Dataset content start

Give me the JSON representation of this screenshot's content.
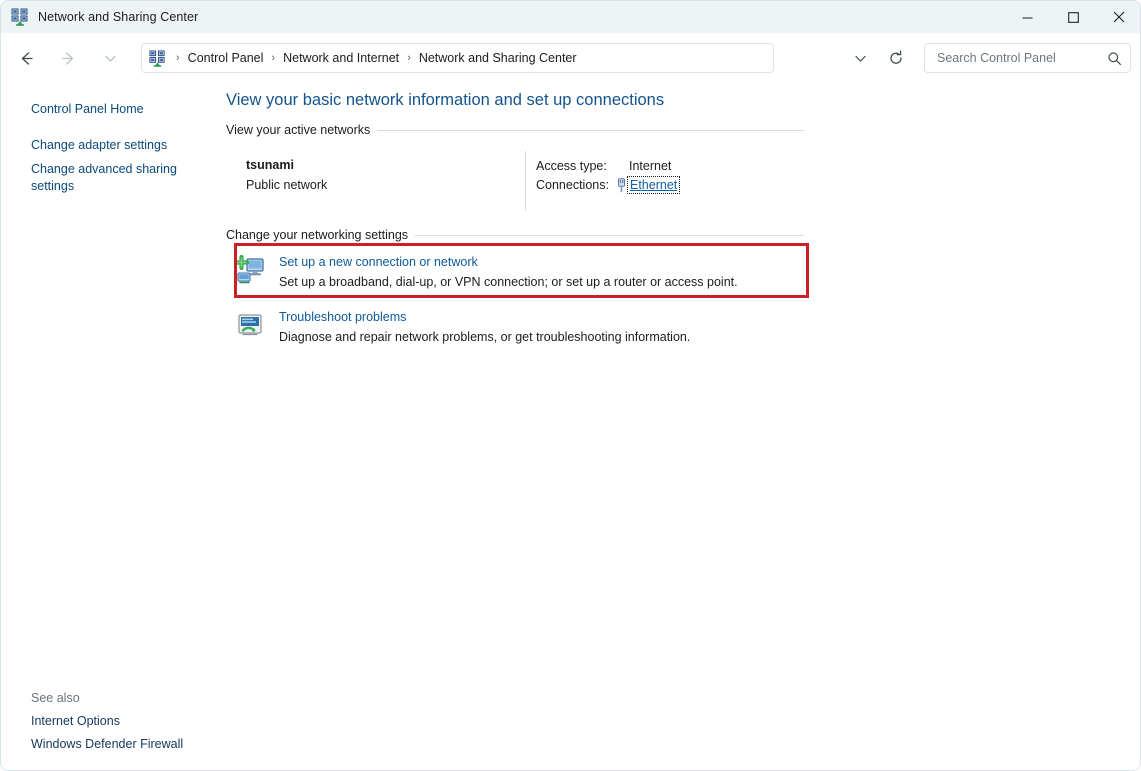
{
  "window": {
    "title": "Network and Sharing Center",
    "icon": "network-sharing-icon",
    "controls": {
      "minimize": "—",
      "maximize": "□",
      "close": "✕"
    }
  },
  "navbar": {
    "back_icon": "back-arrow-icon",
    "forward_icon": "forward-arrow-icon",
    "recent_icon": "chevron-down-icon",
    "up_icon": "up-arrow-icon",
    "dropdown_icon": "chevron-down-icon",
    "refresh_icon": "refresh-icon",
    "breadcrumb": {
      "icon": "network-sharing-icon",
      "separator": "›",
      "items": [
        "Control Panel",
        "Network and Internet",
        "Network and Sharing Center"
      ]
    }
  },
  "search": {
    "placeholder": "Search Control Panel",
    "value": "",
    "icon": "search-icon"
  },
  "sidebar": {
    "home_label": "Control Panel Home",
    "links": [
      "Change adapter settings",
      "Change advanced sharing settings"
    ],
    "see_also": {
      "title": "See also",
      "items": [
        "Internet Options",
        "Windows Defender Firewall"
      ]
    }
  },
  "main": {
    "page_title": "View your basic network information and set up connections",
    "sections": [
      {
        "heading": "View your active networks"
      },
      {
        "heading": "Change your networking settings"
      }
    ],
    "active_network": {
      "name": "tsunami",
      "type": "Public network",
      "access_type_label": "Access type:",
      "access_type_value": "Internet",
      "connections_label": "Connections:",
      "connection_icon": "ethernet-cable-icon",
      "connection_link": "Ethernet"
    },
    "tasks": [
      {
        "icon": "new-connection-icon",
        "link": "Set up a new connection or network",
        "description": "Set up a broadband, dial-up, or VPN connection; or set up a router or access point.",
        "highlighted": true
      },
      {
        "icon": "troubleshoot-icon",
        "link": "Troubleshoot problems",
        "description": "Diagnose and repair network problems, or get troubleshooting information.",
        "highlighted": false
      }
    ]
  },
  "colors": {
    "titlebar_bg": "#eef4f6",
    "link_blue": "#0d5a99",
    "heading_blue": "#14538b",
    "annotation_red": "#cc2027"
  }
}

Dataset content end

Give the data above again in full and unchanged, skipping the pictures.

• **Exercise result**:
Give me the JSON representation of this screenshot's content.
{
  "window": {
    "title": "Network and Sharing Center",
    "icon": "network-sharing-icon",
    "controls": {
      "minimize": "—",
      "maximize": "□",
      "close": "✕"
    }
  },
  "navbar": {
    "back_icon": "back-arrow-icon",
    "forward_icon": "forward-arrow-icon",
    "recent_icon": "chevron-down-icon",
    "up_icon": "up-arrow-icon",
    "dropdown_icon": "chevron-down-icon",
    "refresh_icon": "refresh-icon",
    "breadcrumb": {
      "icon": "network-sharing-icon",
      "separator": "›",
      "items": [
        "Control Panel",
        "Network and Internet",
        "Network and Sharing Center"
      ]
    }
  },
  "search": {
    "placeholder": "Search Control Panel",
    "value": "",
    "icon": "search-icon"
  },
  "sidebar": {
    "home_label": "Control Panel Home",
    "links": [
      "Change adapter settings",
      "Change advanced sharing settings"
    ],
    "see_also": {
      "title": "See also",
      "items": [
        "Internet Options",
        "Windows Defender Firewall"
      ]
    }
  },
  "main": {
    "page_title": "View your basic network information and set up connections",
    "sections": [
      {
        "heading": "View your active networks"
      },
      {
        "heading": "Change your networking settings"
      }
    ],
    "active_network": {
      "name": "tsunami",
      "type": "Public network",
      "access_type_label": "Access type:",
      "access_type_value": "Internet",
      "connections_label": "Connections:",
      "connection_icon": "ethernet-cable-icon",
      "connection_link": "Ethernet"
    },
    "tasks": [
      {
        "icon": "new-connection-icon",
        "link": "Set up a new connection or network",
        "description": "Set up a broadband, dial-up, or VPN connection; or set up a router or access point.",
        "highlighted": true
      },
      {
        "icon": "troubleshoot-icon",
        "link": "Troubleshoot problems",
        "description": "Diagnose and repair network problems, or get troubleshooting information.",
        "highlighted": false
      }
    ]
  },
  "colors": {
    "titlebar_bg": "#eef4f6",
    "link_blue": "#0d5a99",
    "heading_blue": "#14538b",
    "annotation_red": "#cc2027"
  }
}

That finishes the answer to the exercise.